§ Your instructions
Reproduce the records below in full and exactly, without their images.

§ Records shown
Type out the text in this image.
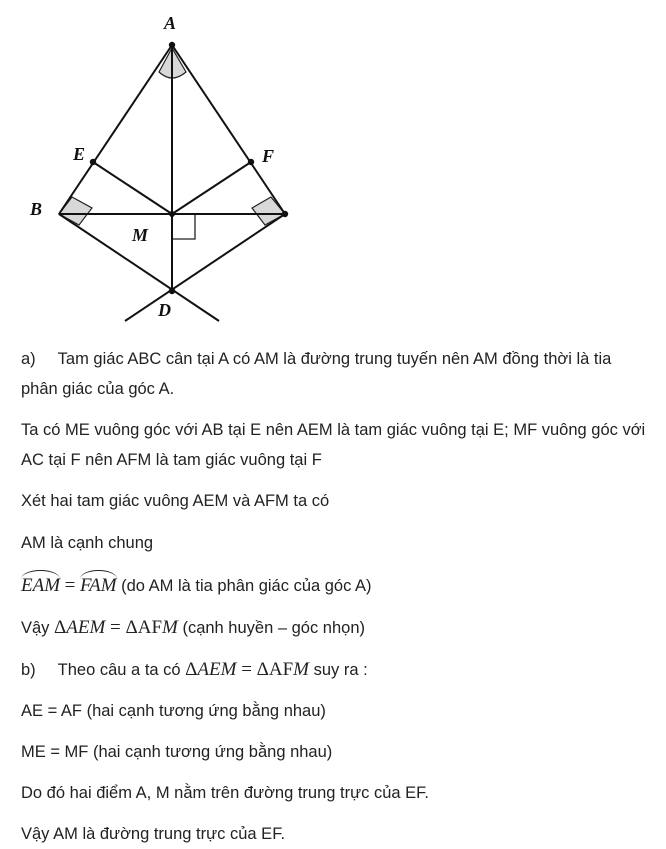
A
E	F
B
M
D

a) Tam giác ABC cân tại A có AM là đường trung tuyến nên AM đồng thời là tia
phân giác của góc A.

Ta có ME vuông góc với AB tại E nên AEM là tam giác vuông tại E; MF vuông góc với
AC tại F nên AFM là tam giác vuông tại F

Xét hai tam giác vuông AEM và AFM ta có

AM là cạnh chung

EAM = FAM (do AM là tia phân giác của góc A)

Vậy ΔAEM = ΔAFM (cạnh huyền – góc nhọn)

b) Theo câu a ta có ΔAEM = ΔAFM suy ra :

AE = AF (hai cạnh tương ứng bằng nhau)

ME = MF (hai cạnh tương ứng bằng nhau)

Do đó hai điểm A, M nằm trên đường trung trực của EF.

Vậy AM là đường trung trực của EF.
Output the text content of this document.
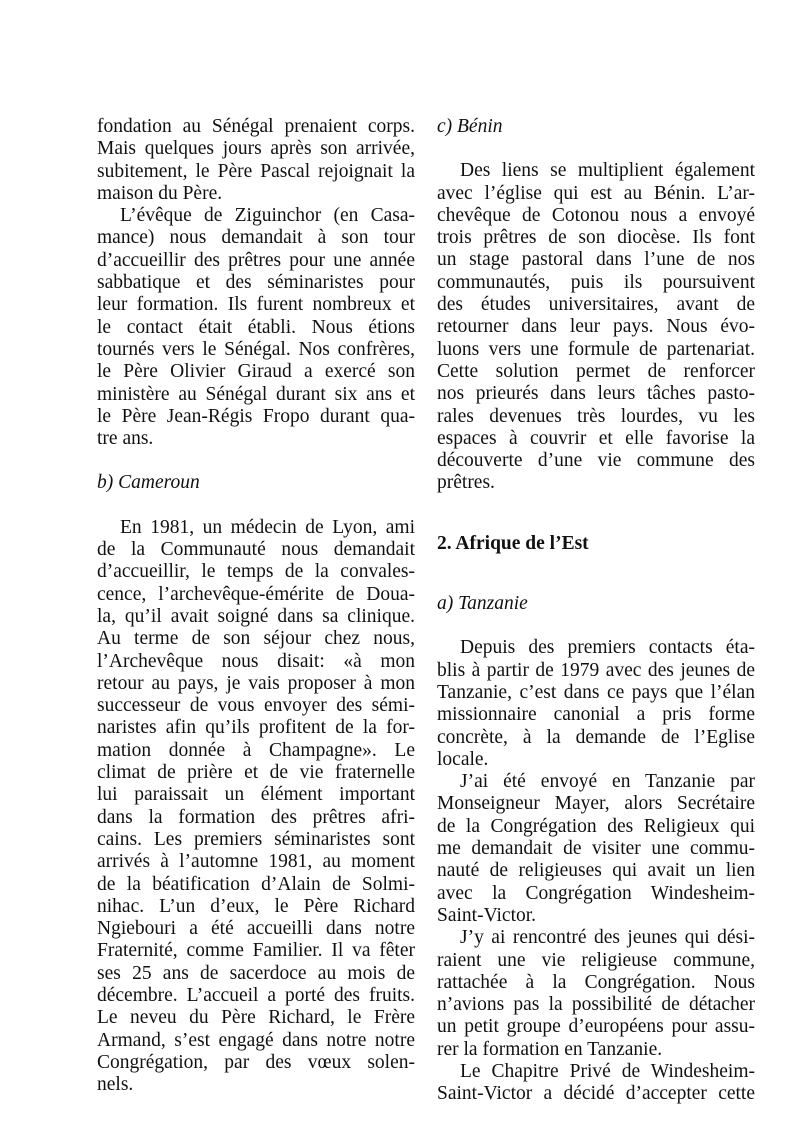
fondation au Sénégal prenaient corps.
Mais quelques jours après son arrivée,
subitement, le Père Pascal rejoignait la
maison du Père.
L’évêque de Ziguinchor (en Casa-
mance) nous demandait à son tour
d’accueillir des prêtres pour une année
sabbatique et des séminaristes pour
leur formation. Ils furent nombreux et
le contact était établi. Nous étions
tournés vers le Sénégal. Nos confrères,
le Père Olivier Giraud a exercé son
ministère au Sénégal durant six ans et
le Père Jean-Régis Fropo durant qua-
tre ans.
b) Cameroun
En 1981, un médecin de Lyon, ami
de la Communauté nous demandait
d’accueillir, le temps de la convales-
cence, l’archevêque-émérite de Doua-
la, qu’il avait soigné dans sa clinique.
Au terme de son séjour chez nous,
l’Archevêque nous disait: «à mon
retour au pays, je vais proposer à mon
successeur de vous envoyer des sémi-
naristes afin qu’ils profitent de la for-
mation donnée à Champagne». Le
climat de prière et de vie fraternelle
lui paraissait un élément important
dans la formation des prêtres afri-
cains. Les premiers séminaristes sont
arrivés à l’automne 1981, au moment
de la béatification d’Alain de Solmi-
nihac. L’un d’eux, le Père Richard
Ngiebouri a été accueilli dans notre
Fraternité, comme Familier. Il va fêter
ses 25 ans de sacerdoce au mois de
décembre. L’accueil a porté des fruits.
Le neveu du Père Richard, le Frère
Armand, s’est engagé dans notre notre
Congrégation, par des vœux solen-
nels.
c) Bénin
Des liens se multiplient également
avec l’église qui est au Bénin. L’ar-
chevêque de Cotonou nous a envoyé
trois prêtres de son diocèse. Ils font
un stage pastoral dans l’une de nos
communautés, puis ils poursuivent
des études universitaires, avant de
retourner dans leur pays. Nous évo-
luons vers une formule de partenariat.
Cette solution permet de renforcer
nos prieurés dans leurs tâches pasto-
rales devenues très lourdes, vu les
espaces à couvrir et elle favorise la
découverte d’une vie commune des
prêtres.
2. Afrique de l’Est
a) Tanzanie
Depuis des premiers contacts éta-
blis à partir de 1979 avec des jeunes de
Tanzanie, c’est dans ce pays que l’élan
missionnaire canonial a pris forme
concrète, à la demande de l’Eglise
locale.
J’ai été envoyé en Tanzanie par
Monseigneur Mayer, alors Secrétaire
de la Congrégation des Religieux qui
me demandait de visiter une commu-
nauté de religieuses qui avait un lien
avec la Congrégation Windesheim-
Saint-Victor.
J’y ai rencontré des jeunes qui dési-
raient une vie religieuse commune,
rattachée à la Congrégation. Nous
n’avions pas la possibilité de détacher
un petit groupe d’européens pour assu-
rer la formation en Tanzanie.
Le Chapitre Privé de Windesheim-
Saint-Victor a décidé d’accepter cette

§ Result for this exercise
Type out the text in this image.
A
E	F
B
M
D

a) Tam giác ABC cân tại A có AM là đường trung tuyến nên AM đồng thời là tia
phân giác của góc A.

Ta có ME vuông góc với AB tại E nên AEM là tam giác vuông tại E; MF vuông góc với
AC tại F nên AFM là tam giác vuông tại F

Xét hai tam giác vuông AEM và AFM ta có

AM là cạnh chung

EAM = FAM (do AM là tia phân giác của góc A)

Vậy ΔAEM = ΔAFM (cạnh huyền – góc nhọn)

b) Theo câu a ta có ΔAEM = ΔAFM suy ra :

AE = AF (hai cạnh tương ứng bằng nhau)

ME = MF (hai cạnh tương ứng bằng nhau)

Do đó hai điểm A, M nằm trên đường trung trực của EF.

Vậy AM là đường trung trực của EF.
Output the text content of this document.
fondation au Sénégal prenaient corps.
Mais quelques jours après son arrivée,
subitement, le Père Pascal rejoignait la
maison du Père.
L’évêque de Ziguinchor (en Casa-
mance) nous demandait à son tour
d’accueillir des prêtres pour une année
sabbatique et des séminaristes pour
leur formation. Ils furent nombreux et
le contact était établi. Nous étions
tournés vers le Sénégal. Nos confrères,
le Père Olivier Giraud a exercé son
ministère au Sénégal durant six ans et
le Père Jean-Régis Fropo durant qua-
tre ans.
b) Cameroun
En 1981, un médecin de Lyon, ami
de la Communauté nous demandait
d’accueillir, le temps de la convales-
cence, l’archevêque-émérite de Doua-
la, qu’il avait soigné dans sa clinique.
Au terme de son séjour chez nous,
l’Archevêque nous disait: «à mon
retour au pays, je vais proposer à mon
successeur de vous envoyer des sémi-
naristes afin qu’ils profitent de la for-
mation donnée à Champagne». Le
climat de prière et de vie fraternelle
lui paraissait un élément important
dans la formation des prêtres afri-
cains. Les premiers séminaristes sont
arrivés à l’automne 1981, au moment
de la béatification d’Alain de Solmi-
nihac. L’un d’eux, le Père Richard
Ngiebouri a été accueilli dans notre
Fraternité, comme Familier. Il va fêter
ses 25 ans de sacerdoce au mois de
décembre. L’accueil a porté des fruits.
Le neveu du Père Richard, le Frère
Armand, s’est engagé dans notre notre
Congrégation, par des vœux solen-
nels.
c) Bénin
Des liens se multiplient également
avec l’église qui est au Bénin. L’ar-
chevêque de Cotonou nous a envoyé
trois prêtres de son diocèse. Ils font
un stage pastoral dans l’une de nos
communautés, puis ils poursuivent
des études universitaires, avant de
retourner dans leur pays. Nous évo-
luons vers une formule de partenariat.
Cette solution permet de renforcer
nos prieurés dans leurs tâches pasto-
rales devenues très lourdes, vu les
espaces à couvrir et elle favorise la
découverte d’une vie commune des
prêtres.
2. Afrique de l’Est
a) Tanzanie
Depuis des premiers contacts éta-
blis à partir de 1979 avec des jeunes de
Tanzanie, c’est dans ce pays que l’élan
missionnaire canonial a pris forme
concrète, à la demande de l’Eglise
locale.
J’ai été envoyé en Tanzanie par
Monseigneur Mayer, alors Secrétaire
de la Congrégation des Religieux qui
me demandait de visiter une commu-
nauté de religieuses qui avait un lien
avec la Congrégation Windesheim-
Saint-Victor.
J’y ai rencontré des jeunes qui dési-
raient une vie religieuse commune,
rattachée à la Congrégation. Nous
n’avions pas la possibilité de détacher
un petit groupe d’européens pour assu-
rer la formation en Tanzanie.
Le Chapitre Privé de Windesheim-
Saint-Victor a décidé d’accepter cette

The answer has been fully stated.